Information given

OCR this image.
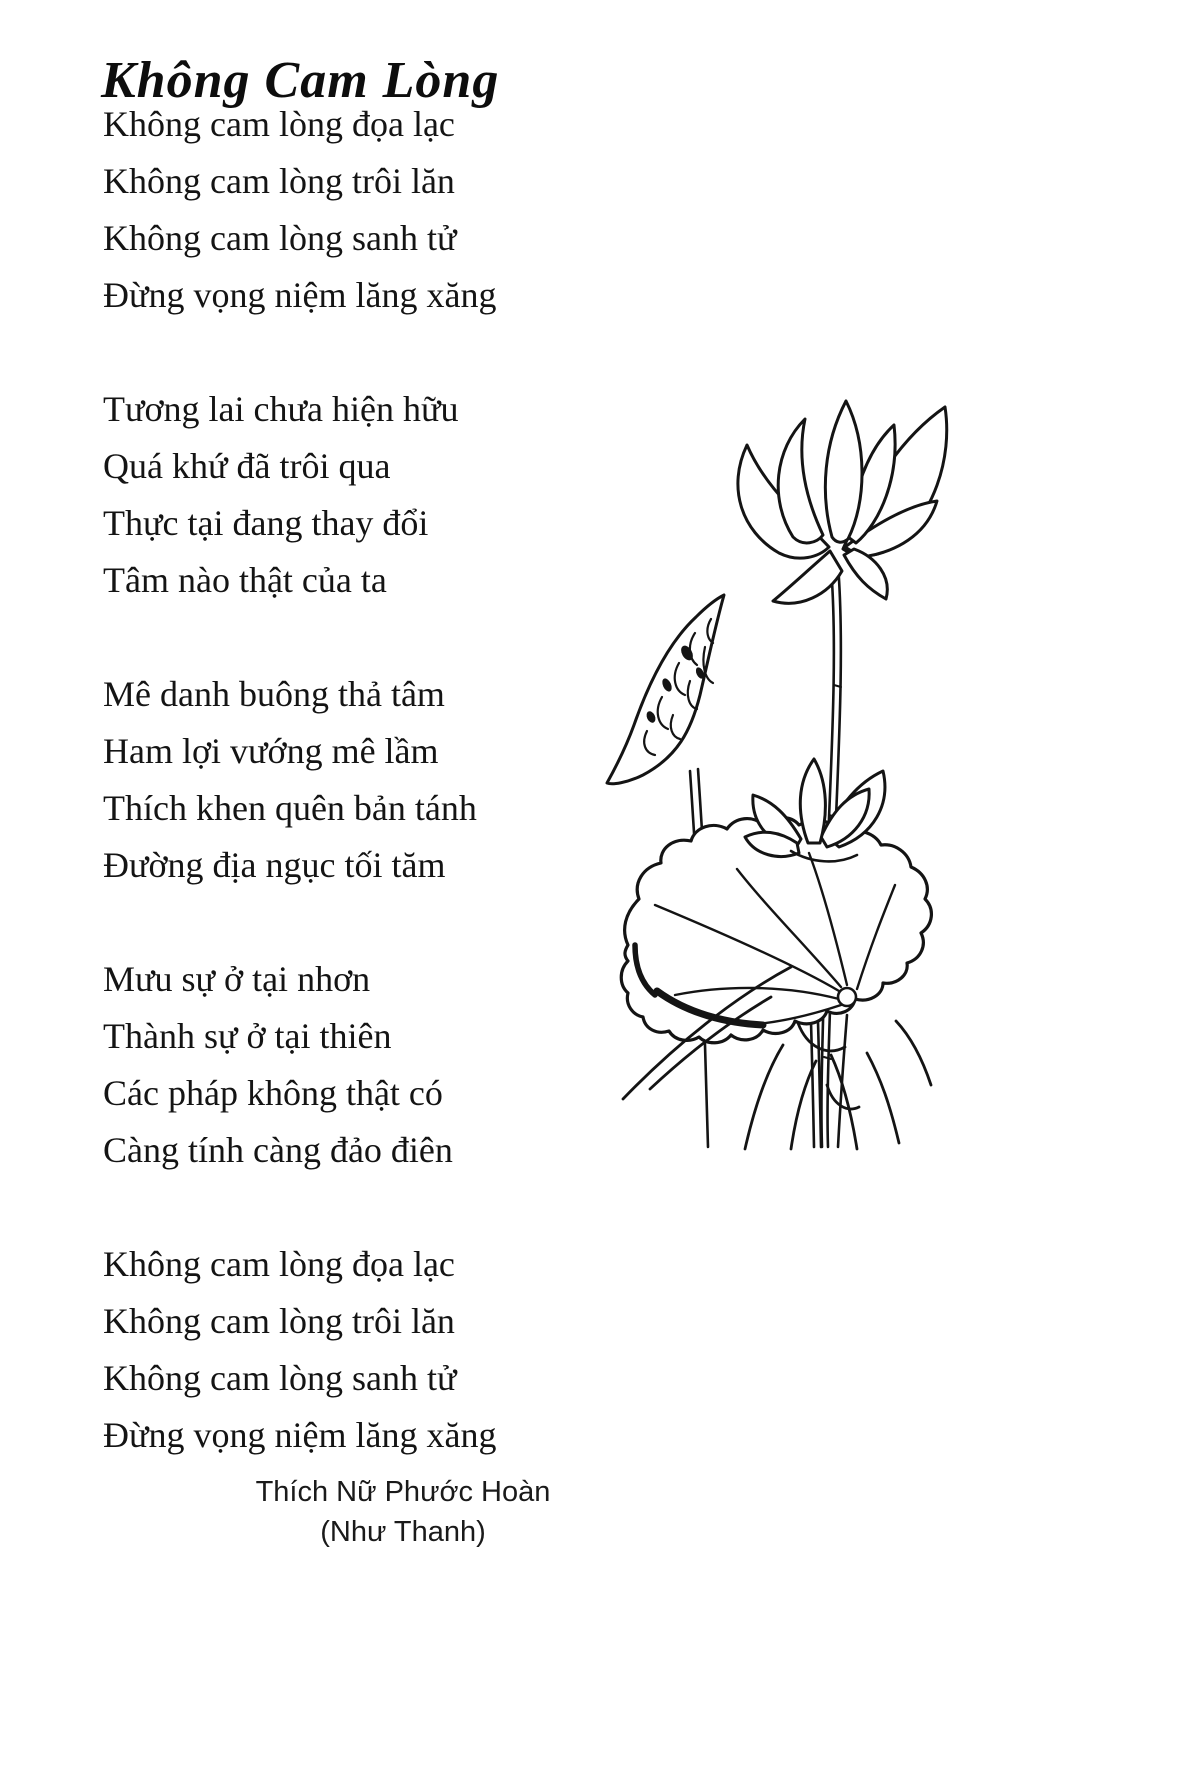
Không Cam Lòng
Không cam lòng đọa lạc
Không cam lòng trôi lăn
Không cam lòng sanh tử
Đừng vọng niệm lăng xăng
Tương lai chưa hiện hữu
Quá khứ đã trôi qua
Thực tại đang thay đổi
Tâm nào thật của ta
Mê danh buông thả tâm
Ham lợi vướng mê lầm
Thích khen quên bản tánh
Đường địa ngục tối tăm
Mưu sự ở tại nhơn
Thành sự ở tại thiên
Các pháp không thật có
Càng tính càng đảo điên
Không cam lòng đọa lạc
Không cam lòng trôi lăn
Không cam lòng sanh tử
Đừng vọng niệm lăng xăng
Thích Nữ Phước Hoàn
(Như Thanh)
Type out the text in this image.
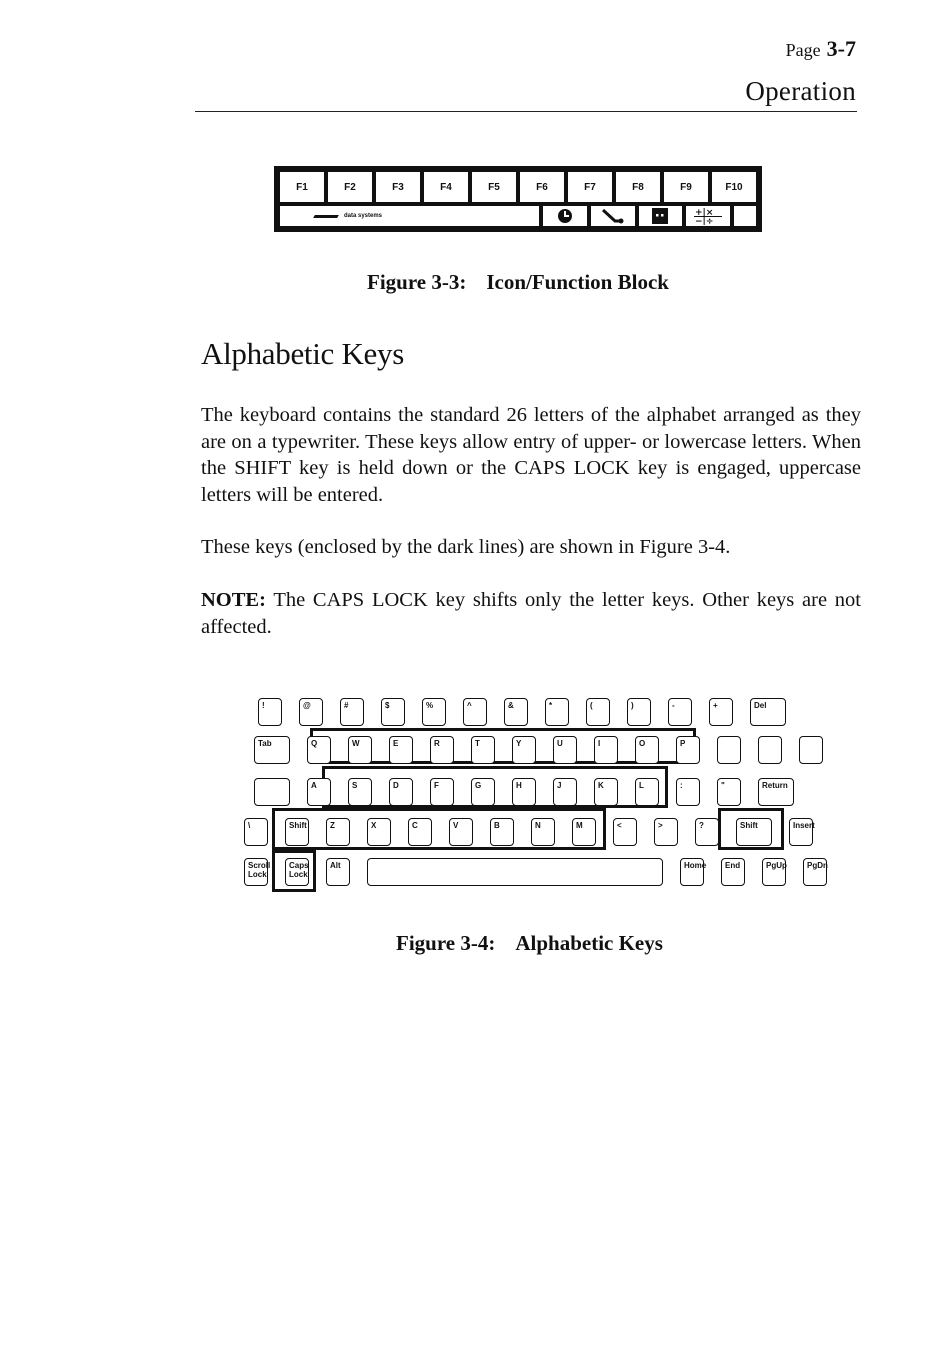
Page 3-7
Operation
F1	F2	F3	F4	F5	F6	F7	F8	F9	F10
data systems	+|×
−|÷
Figure 3-3: Icon/Function Block
Alphabetic Keys

The keyboard contains the standard 26 letters of the alphabet arranged as they are on a typewriter. These keys allow entry of upper- or lowercase letters. When the SHIFT key is held down or the CAPS LOCK key is engaged, uppercase letters will be entered.

These keys (enclosed by the dark lines) are shown in Figure 3-4.

NOTE: The CAPS LOCK key shifts only the letter keys. Other keys are not affected.

!	@	#	$	%	^	&	*	(	)	-	+	Del
Tab	Q	W	E	R	T	Y	U	I	O	P
A	S	D	F	G	H	J	K	L	:	"	Return
\	Shift	Z	X	C	V	B	N	M	<	>	?	Shift	Insert
Scroll Lock
Caps Lock
Alt	Home	End	PgUp	PgDn
Figure 3-4: Alphabetic Keys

What to do
Where a line in the entries holds the word "this", copy that line.

Output below
OCR this image.
Type out the text in this image.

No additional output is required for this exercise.